# [EXERCISE INSTRUCTIONS]
Transcribe each record exactly. Include every one.

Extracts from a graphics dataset
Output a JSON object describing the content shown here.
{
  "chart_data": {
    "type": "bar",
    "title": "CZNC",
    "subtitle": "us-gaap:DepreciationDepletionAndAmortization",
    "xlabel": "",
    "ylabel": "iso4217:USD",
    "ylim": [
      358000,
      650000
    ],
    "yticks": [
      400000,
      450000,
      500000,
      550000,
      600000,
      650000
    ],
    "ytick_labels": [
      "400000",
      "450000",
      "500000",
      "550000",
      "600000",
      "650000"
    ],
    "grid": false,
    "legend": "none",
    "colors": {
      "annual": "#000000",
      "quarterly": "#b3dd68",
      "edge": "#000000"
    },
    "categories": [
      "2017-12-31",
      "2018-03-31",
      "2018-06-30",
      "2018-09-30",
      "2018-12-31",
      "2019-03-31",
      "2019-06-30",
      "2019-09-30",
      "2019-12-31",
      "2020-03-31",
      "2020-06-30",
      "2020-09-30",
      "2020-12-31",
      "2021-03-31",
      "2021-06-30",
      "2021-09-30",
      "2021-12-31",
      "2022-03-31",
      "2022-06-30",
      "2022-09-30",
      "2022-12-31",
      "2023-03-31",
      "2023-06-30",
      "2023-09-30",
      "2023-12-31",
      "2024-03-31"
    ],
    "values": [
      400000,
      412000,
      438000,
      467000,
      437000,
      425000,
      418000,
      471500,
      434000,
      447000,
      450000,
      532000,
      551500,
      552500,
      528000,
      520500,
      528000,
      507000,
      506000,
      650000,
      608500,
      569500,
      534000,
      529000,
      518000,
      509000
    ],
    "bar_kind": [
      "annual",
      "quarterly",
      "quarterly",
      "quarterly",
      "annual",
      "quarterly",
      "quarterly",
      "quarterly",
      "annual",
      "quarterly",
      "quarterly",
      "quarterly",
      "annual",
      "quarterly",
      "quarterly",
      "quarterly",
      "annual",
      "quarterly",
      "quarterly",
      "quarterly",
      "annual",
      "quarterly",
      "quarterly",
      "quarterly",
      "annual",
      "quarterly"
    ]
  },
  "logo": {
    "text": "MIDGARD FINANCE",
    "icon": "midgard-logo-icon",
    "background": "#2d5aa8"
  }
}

# [FULL ANSWER]
Output a JSON object describing the content shown here.
{
  "chart_data": {
    "type": "bar",
    "title": "CZNC",
    "subtitle": "us-gaap:DepreciationDepletionAndAmortization",
    "xlabel": "",
    "ylabel": "iso4217:USD",
    "ylim": [
      358000,
      650000
    ],
    "yticks": [
      400000,
      450000,
      500000,
      550000,
      600000,
      650000
    ],
    "ytick_labels": [
      "400000",
      "450000",
      "500000",
      "550000",
      "600000",
      "650000"
    ],
    "grid": false,
    "legend": "none",
    "colors": {
      "annual": "#000000",
      "quarterly": "#b3dd68",
      "edge": "#000000"
    },
    "categories": [
      "2017-12-31",
      "2018-03-31",
      "2018-06-30",
      "2018-09-30",
      "2018-12-31",
      "2019-03-31",
      "2019-06-30",
      "2019-09-30",
      "2019-12-31",
      "2020-03-31",
      "2020-06-30",
      "2020-09-30",
      "2020-12-31",
      "2021-03-31",
      "2021-06-30",
      "2021-09-30",
      "2021-12-31",
      "2022-03-31",
      "2022-06-30",
      "2022-09-30",
      "2022-12-31",
      "2023-03-31",
      "2023-06-30",
      "2023-09-30",
      "2023-12-31",
      "2024-03-31"
    ],
    "values": [
      400000,
      412000,
      438000,
      467000,
      437000,
      425000,
      418000,
      471500,
      434000,
      447000,
      450000,
      532000,
      551500,
      552500,
      528000,
      520500,
      528000,
      507000,
      506000,
      650000,
      608500,
      569500,
      534000,
      529000,
      518000,
      509000
    ],
    "bar_kind": [
      "annual",
      "quarterly",
      "quarterly",
      "quarterly",
      "annual",
      "quarterly",
      "quarterly",
      "quarterly",
      "annual",
      "quarterly",
      "quarterly",
      "quarterly",
      "annual",
      "quarterly",
      "quarterly",
      "quarterly",
      "annual",
      "quarterly",
      "quarterly",
      "quarterly",
      "annual",
      "quarterly",
      "quarterly",
      "quarterly",
      "annual",
      "quarterly"
    ]
  },
  "logo": {
    "text": "MIDGARD FINANCE",
    "icon": "midgard-logo-icon",
    "background": "#2d5aa8"
  }
}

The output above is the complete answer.